* TASK INSTRUCTIONS
Copy each line in which the string "sobre" occurs.

* SOURCE MATERIAL
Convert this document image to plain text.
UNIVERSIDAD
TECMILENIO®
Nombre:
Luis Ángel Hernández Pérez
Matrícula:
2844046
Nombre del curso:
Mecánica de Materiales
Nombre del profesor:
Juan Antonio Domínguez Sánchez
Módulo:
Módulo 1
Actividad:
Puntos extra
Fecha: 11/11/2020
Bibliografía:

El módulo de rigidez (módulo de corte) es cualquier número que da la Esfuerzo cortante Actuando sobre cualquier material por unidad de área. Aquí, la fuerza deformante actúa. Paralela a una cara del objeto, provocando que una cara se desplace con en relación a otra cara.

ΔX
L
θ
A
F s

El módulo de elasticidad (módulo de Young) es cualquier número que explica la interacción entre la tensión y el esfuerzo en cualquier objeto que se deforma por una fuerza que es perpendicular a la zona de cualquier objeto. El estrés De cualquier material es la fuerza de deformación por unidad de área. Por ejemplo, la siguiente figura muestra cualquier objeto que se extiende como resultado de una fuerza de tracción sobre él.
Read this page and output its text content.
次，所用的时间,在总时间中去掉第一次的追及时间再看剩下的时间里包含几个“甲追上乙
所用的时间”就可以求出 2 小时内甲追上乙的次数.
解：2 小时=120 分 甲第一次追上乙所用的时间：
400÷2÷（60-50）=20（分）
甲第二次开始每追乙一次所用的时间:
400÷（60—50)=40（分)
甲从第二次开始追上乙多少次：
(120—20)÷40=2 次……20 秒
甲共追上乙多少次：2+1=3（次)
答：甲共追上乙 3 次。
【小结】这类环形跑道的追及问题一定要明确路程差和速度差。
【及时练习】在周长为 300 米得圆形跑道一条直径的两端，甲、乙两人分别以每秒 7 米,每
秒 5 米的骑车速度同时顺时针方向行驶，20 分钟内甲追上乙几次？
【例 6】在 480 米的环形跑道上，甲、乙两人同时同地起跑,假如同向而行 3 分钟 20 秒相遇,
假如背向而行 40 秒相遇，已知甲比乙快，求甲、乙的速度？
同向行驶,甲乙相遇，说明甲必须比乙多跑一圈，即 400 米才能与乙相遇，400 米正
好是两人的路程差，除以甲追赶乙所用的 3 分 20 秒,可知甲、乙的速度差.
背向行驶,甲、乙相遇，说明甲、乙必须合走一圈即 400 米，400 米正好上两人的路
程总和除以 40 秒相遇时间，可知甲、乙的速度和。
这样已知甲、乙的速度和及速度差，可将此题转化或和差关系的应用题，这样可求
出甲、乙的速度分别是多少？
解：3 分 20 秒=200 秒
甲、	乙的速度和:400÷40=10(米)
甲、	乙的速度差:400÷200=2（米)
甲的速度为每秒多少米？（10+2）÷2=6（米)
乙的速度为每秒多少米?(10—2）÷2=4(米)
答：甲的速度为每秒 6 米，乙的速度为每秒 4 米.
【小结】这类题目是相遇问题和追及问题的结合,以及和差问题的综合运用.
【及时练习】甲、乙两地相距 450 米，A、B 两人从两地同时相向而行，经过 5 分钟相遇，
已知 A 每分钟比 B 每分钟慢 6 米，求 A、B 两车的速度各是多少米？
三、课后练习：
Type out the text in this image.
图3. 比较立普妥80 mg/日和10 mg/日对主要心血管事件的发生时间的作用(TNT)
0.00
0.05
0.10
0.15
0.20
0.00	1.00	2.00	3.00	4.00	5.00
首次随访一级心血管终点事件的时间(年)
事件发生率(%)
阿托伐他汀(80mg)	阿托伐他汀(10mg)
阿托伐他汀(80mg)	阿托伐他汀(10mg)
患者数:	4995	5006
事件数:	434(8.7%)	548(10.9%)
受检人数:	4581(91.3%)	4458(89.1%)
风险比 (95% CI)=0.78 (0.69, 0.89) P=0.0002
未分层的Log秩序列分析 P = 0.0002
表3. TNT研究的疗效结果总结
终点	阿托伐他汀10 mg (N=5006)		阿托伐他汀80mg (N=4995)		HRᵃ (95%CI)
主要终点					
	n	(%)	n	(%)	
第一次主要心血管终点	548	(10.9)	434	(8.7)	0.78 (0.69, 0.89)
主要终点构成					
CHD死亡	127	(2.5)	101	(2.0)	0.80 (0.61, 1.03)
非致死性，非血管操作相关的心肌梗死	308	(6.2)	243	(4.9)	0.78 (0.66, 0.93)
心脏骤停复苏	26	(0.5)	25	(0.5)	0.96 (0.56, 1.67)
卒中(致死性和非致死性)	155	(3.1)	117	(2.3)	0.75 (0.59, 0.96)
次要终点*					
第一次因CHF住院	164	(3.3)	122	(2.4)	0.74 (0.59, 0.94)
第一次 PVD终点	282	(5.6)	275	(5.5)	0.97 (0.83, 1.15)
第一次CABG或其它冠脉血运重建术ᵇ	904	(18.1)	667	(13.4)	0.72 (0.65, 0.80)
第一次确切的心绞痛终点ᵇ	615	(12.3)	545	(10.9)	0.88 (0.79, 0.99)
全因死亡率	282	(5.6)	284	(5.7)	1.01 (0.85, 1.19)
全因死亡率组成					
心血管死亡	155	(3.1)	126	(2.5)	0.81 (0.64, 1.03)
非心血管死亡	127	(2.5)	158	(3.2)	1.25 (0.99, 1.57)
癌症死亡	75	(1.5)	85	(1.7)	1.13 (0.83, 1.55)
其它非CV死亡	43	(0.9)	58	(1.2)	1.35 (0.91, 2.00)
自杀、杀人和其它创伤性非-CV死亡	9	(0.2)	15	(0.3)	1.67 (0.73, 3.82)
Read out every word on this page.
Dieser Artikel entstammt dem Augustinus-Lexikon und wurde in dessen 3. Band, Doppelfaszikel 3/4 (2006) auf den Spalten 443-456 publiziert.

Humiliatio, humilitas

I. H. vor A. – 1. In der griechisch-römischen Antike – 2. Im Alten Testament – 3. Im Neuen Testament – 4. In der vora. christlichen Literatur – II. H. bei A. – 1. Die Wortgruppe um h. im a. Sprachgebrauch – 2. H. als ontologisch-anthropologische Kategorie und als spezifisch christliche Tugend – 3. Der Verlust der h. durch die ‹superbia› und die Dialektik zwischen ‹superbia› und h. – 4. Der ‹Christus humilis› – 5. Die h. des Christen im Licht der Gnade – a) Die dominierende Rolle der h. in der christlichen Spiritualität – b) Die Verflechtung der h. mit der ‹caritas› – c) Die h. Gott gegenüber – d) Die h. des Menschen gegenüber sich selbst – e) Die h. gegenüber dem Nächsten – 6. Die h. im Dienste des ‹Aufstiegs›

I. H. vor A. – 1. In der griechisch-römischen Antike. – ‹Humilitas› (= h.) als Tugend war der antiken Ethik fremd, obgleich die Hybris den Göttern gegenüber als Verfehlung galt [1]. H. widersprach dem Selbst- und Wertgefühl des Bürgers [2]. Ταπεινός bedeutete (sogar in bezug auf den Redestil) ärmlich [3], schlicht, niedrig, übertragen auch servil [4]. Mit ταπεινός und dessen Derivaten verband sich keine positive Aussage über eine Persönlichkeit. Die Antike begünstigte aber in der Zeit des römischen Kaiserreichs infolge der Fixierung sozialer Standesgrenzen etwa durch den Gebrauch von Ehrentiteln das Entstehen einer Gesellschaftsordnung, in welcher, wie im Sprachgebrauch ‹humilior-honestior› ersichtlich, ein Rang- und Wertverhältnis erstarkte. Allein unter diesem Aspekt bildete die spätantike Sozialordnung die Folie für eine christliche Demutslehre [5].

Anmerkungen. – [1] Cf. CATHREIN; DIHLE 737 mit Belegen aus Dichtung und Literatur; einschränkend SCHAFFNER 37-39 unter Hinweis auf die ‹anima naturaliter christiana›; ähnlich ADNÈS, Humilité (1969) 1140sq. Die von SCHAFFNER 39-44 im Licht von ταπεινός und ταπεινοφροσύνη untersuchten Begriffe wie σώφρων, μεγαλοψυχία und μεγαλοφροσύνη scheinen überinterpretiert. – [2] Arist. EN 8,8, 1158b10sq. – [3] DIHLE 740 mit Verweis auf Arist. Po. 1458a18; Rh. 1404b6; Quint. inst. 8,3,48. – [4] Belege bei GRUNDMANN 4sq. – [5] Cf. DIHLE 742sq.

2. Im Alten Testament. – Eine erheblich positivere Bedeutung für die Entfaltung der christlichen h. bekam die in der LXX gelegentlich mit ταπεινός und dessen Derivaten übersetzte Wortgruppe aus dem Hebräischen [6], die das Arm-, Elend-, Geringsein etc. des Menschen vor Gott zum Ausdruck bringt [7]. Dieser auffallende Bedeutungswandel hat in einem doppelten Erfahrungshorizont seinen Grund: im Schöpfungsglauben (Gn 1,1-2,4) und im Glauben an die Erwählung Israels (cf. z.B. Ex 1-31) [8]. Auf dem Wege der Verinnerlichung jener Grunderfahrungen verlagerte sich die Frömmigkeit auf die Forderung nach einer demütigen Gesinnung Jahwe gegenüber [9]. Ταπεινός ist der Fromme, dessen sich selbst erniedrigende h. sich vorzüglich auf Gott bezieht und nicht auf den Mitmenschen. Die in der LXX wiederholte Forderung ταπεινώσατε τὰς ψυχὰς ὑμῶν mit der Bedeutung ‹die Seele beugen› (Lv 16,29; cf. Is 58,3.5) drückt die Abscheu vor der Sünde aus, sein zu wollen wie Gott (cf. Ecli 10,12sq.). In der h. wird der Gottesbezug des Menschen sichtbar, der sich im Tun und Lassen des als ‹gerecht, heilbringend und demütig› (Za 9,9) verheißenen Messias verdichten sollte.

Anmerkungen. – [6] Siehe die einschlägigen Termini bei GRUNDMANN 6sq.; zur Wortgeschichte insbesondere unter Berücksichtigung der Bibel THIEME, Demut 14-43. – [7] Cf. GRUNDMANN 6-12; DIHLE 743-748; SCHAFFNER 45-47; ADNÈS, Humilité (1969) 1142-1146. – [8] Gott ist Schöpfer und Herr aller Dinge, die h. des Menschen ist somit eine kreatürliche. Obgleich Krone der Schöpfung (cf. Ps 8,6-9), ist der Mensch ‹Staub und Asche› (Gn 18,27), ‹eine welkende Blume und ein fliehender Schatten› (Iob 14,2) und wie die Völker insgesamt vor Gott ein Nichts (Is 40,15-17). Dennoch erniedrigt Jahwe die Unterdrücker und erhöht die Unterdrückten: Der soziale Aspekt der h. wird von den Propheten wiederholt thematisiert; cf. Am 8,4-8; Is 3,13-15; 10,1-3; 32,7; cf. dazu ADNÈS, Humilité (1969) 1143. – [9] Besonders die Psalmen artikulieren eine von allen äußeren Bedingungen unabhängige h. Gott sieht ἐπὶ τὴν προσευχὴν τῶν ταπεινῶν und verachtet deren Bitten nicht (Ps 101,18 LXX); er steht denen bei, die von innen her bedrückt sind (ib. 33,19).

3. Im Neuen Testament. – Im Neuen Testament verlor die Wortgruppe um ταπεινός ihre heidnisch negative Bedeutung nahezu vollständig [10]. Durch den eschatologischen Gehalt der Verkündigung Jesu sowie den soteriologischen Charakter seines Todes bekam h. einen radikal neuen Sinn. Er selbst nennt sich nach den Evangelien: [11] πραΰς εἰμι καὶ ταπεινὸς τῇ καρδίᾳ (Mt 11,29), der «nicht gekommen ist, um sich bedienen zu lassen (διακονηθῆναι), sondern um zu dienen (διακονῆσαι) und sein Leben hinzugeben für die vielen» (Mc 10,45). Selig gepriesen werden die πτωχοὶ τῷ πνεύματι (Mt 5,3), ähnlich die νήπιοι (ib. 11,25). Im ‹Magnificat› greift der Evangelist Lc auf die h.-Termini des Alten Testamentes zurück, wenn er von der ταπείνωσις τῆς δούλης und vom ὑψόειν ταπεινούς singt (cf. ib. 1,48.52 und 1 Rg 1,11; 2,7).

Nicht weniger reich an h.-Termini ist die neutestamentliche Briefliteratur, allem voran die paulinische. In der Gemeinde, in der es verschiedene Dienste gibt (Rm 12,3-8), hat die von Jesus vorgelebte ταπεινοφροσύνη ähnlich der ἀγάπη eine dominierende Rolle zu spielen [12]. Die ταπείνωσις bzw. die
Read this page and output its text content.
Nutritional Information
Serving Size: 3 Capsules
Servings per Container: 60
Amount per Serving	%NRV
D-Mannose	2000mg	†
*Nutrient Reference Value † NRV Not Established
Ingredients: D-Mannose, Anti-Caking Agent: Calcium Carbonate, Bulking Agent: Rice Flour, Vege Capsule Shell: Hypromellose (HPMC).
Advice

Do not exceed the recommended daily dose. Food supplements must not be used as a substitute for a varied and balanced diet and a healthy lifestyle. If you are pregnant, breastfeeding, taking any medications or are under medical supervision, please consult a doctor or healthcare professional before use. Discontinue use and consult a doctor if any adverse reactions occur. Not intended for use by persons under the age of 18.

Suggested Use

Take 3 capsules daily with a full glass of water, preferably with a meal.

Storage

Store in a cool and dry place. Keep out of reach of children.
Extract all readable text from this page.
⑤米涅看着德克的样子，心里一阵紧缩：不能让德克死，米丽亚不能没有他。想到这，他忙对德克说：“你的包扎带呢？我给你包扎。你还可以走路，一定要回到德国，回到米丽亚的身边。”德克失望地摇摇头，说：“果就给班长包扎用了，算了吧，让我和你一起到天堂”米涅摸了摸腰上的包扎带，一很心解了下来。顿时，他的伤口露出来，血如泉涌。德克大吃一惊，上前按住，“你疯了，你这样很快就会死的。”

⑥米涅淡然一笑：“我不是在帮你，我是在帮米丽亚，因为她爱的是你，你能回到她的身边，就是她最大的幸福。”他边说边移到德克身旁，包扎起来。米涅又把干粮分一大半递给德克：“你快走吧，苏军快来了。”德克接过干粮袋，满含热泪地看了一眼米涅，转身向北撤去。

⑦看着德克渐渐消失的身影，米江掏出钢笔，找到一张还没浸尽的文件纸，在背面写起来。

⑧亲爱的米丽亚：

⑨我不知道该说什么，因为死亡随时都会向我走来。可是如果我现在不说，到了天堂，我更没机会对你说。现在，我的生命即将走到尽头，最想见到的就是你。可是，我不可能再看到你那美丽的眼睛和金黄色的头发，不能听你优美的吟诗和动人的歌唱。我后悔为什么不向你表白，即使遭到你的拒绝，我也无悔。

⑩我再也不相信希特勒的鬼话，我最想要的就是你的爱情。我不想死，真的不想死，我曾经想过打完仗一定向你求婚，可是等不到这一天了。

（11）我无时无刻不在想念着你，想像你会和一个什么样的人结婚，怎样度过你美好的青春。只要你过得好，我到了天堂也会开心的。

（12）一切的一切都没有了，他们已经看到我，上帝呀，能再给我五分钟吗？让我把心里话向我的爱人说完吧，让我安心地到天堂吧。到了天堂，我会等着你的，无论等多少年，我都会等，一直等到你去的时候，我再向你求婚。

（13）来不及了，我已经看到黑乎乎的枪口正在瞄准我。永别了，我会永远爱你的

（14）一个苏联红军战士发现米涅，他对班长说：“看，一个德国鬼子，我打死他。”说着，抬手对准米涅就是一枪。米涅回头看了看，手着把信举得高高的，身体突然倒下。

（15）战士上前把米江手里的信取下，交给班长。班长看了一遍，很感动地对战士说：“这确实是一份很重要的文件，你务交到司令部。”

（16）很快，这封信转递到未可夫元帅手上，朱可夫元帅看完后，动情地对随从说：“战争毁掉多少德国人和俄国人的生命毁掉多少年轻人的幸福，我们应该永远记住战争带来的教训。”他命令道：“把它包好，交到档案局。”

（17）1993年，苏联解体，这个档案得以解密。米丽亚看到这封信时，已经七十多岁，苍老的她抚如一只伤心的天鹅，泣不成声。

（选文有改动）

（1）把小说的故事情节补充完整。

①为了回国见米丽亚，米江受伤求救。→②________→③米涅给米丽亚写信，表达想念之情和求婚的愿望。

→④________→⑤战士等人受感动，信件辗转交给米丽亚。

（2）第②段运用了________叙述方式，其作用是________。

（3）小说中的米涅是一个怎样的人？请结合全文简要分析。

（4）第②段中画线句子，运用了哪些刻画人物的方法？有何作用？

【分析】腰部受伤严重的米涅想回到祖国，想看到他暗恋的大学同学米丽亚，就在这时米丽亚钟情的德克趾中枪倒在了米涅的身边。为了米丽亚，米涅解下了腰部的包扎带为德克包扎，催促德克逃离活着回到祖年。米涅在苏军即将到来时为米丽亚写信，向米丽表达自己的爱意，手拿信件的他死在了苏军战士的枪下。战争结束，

* TASK ANSWER
El módulo de rigidez (módulo de corte) es cualquier número que da la Esfuerzo cortante Actuando sobre cualquier material por unidad de área. Aquí, la fuerza deformante actúa. Paralela a una cara del objeto, provocando que una cara se desplace con en relación a otra cara.
El módulo de elasticidad (módulo de Young) es cualquier número que explica la interacción entre la tensión y el esfuerzo en cualquier objeto que se deforma por una fuerza que es perpendicular a la zona de cualquier objeto. El estrés De cualquier material es la fuerza de deformación por unidad de área. Por ejemplo, la siguiente figura muestra cualquier objeto que se extiende como resultado de una fuerza de tracción sobre él.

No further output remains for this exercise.